EXERCÍCIOS.
1. Responda às perguntas abaixo com base no texto sobre o repelente contra o mosquito da dengue.
(a) De qual departamento da UFPR são os pesquisadores?
(b) Além da dengue, que outras doenças o texto atribui ao Aedes aegypti?
(c) Em que partes do corpo do inseto ficam os receptores que guiam a fêmea até os hospedeiros?
2. Escreva a continuação do texto sobre o repelente contra o mosquito da dengue, começando logo após a última frase apresentada.

TEXTO DE ORIGEM.
________

Cientistas paranaenses da Universidade Federal do Paraná (UFPR) criam repelente que “engana” mosquito da dengue.

Repelente usa tática evolutiva do próprio inseto para evitar que a fêmea da espécie detecte suas vítimas.

Segundo informações do site DiárioOnLine, com a pandemia do coronavírus, algumas doenças foram deixadas de lado. Mas isso não significa que elas tenham deixado de existir.

A dengue, por exemplo, é uma das doenças que registrou vários casos no Brasil em 2020. A boa notícia é que pesquisadores do Departamento de Química da Universidade Federal do Paraná, a UFPR, descobriram uma forma de “despistar” o mosquito Aedes aegypti, causador não só da dengue, como também da zika e da chikungunya.

A pesquisa usou um mecanismo baseado na evolução do próprio animal, que fez da fêmea uma perita em detectar sangue. O estudo conseguiu impedir que ela encontre “pistas químicas” que a guiam até seus hospedeiros através de receptores nas antenas e nos palpos (que são como os lábios do inseto).

________

DADOS DE ENTRADA.

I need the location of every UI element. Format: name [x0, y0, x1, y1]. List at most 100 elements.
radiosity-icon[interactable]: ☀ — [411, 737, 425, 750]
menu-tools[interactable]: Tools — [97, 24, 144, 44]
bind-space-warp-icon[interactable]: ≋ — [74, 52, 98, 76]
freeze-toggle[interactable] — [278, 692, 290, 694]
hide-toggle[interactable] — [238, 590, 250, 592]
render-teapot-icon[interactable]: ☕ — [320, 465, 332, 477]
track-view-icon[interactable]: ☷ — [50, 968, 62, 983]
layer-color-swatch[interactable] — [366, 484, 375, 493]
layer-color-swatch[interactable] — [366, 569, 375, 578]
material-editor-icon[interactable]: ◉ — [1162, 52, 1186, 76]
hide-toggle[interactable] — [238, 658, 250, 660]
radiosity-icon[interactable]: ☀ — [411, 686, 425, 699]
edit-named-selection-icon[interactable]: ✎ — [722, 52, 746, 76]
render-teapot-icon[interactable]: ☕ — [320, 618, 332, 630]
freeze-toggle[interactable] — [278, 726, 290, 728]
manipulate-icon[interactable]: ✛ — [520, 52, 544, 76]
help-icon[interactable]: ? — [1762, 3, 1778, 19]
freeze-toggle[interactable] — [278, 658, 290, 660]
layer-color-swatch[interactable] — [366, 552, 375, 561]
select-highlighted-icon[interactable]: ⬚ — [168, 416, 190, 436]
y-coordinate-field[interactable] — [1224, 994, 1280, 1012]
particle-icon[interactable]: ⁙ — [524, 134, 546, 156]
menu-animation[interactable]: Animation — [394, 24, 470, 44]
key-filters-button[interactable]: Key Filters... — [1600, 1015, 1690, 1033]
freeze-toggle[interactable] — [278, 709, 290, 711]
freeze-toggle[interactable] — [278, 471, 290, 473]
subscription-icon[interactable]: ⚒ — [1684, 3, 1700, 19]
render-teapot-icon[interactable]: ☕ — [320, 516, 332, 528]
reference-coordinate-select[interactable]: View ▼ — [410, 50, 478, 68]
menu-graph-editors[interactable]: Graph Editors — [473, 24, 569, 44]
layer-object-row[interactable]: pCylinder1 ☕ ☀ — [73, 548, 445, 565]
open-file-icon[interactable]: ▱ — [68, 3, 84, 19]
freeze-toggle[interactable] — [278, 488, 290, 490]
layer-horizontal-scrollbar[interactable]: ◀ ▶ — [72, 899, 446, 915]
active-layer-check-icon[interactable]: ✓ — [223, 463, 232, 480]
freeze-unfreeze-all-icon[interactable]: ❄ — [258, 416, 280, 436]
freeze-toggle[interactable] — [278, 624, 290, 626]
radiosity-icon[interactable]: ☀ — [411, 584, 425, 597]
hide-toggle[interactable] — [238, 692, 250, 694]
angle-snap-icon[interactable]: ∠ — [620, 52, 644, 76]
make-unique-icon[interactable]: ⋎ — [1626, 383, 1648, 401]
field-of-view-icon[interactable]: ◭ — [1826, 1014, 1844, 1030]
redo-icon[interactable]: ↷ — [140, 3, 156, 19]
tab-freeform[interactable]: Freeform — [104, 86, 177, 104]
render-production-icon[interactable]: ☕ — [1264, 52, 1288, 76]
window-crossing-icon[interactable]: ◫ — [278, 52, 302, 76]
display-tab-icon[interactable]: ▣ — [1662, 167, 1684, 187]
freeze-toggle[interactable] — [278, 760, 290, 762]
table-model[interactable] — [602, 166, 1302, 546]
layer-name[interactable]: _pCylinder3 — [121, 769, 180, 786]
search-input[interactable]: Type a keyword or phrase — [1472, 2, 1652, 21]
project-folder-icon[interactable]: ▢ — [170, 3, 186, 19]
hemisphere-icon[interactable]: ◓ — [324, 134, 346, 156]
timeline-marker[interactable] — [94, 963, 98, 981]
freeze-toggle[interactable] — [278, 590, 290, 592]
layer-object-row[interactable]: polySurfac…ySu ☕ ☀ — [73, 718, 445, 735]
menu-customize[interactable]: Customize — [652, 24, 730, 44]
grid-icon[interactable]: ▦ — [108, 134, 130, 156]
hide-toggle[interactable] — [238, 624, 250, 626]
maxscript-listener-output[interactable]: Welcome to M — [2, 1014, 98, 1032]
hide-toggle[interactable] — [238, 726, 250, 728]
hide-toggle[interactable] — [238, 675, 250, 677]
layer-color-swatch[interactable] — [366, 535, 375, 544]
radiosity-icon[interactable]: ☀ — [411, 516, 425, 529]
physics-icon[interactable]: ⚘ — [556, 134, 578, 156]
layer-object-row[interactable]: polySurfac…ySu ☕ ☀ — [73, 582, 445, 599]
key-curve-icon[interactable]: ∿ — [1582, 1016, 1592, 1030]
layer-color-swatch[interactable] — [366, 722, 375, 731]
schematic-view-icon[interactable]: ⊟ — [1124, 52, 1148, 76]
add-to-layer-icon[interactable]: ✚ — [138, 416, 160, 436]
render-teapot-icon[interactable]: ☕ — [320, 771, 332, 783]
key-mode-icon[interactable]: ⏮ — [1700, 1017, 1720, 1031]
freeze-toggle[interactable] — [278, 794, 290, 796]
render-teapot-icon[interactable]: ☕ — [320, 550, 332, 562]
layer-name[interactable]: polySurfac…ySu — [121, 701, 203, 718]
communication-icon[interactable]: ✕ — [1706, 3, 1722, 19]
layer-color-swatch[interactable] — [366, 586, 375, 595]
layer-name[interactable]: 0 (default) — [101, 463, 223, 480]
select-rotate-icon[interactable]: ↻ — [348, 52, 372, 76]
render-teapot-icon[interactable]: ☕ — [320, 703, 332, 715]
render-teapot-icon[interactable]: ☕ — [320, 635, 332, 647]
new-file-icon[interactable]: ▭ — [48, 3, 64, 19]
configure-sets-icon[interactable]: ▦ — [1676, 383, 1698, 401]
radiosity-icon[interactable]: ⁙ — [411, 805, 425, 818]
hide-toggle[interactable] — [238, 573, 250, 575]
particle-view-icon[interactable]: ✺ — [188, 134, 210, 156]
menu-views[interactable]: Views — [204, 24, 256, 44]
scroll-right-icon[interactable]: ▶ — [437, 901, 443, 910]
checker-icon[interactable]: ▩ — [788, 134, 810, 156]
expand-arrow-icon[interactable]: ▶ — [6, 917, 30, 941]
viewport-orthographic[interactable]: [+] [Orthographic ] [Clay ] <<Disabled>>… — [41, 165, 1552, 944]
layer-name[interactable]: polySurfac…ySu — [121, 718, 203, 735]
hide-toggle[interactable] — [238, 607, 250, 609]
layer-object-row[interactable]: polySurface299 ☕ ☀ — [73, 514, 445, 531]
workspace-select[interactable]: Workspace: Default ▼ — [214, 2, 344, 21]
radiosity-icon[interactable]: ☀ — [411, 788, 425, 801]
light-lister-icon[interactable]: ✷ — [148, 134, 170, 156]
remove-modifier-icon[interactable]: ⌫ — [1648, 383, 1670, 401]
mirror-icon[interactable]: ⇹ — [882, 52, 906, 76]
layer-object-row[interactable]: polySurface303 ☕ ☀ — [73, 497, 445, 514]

________

RESPOSTAS POR ITEM.
1.
(a) Do Departamento de Química.
(b) A zika e a chikungunya.
(c) Nas antenas e nos palpos.

2.
Na pesquisa, os cientistas da UFPR desenvolveram uma molécula que bloqueia temporariamente os receptores do inseto e o impede de seguir as pistas químicas. Essa molécula se mostrou bem eficiente em repelentes corporais e os testes laboratoriais verificaram que o repelente funciona bem por cerca de dez horas!

Agora, a substância está em processo de patente e sendo aperfeiçoada. Quem sabe logo podemos ter um repelente potente contra o Aedes aegypti desenvolvido por cientistas do nosso estado!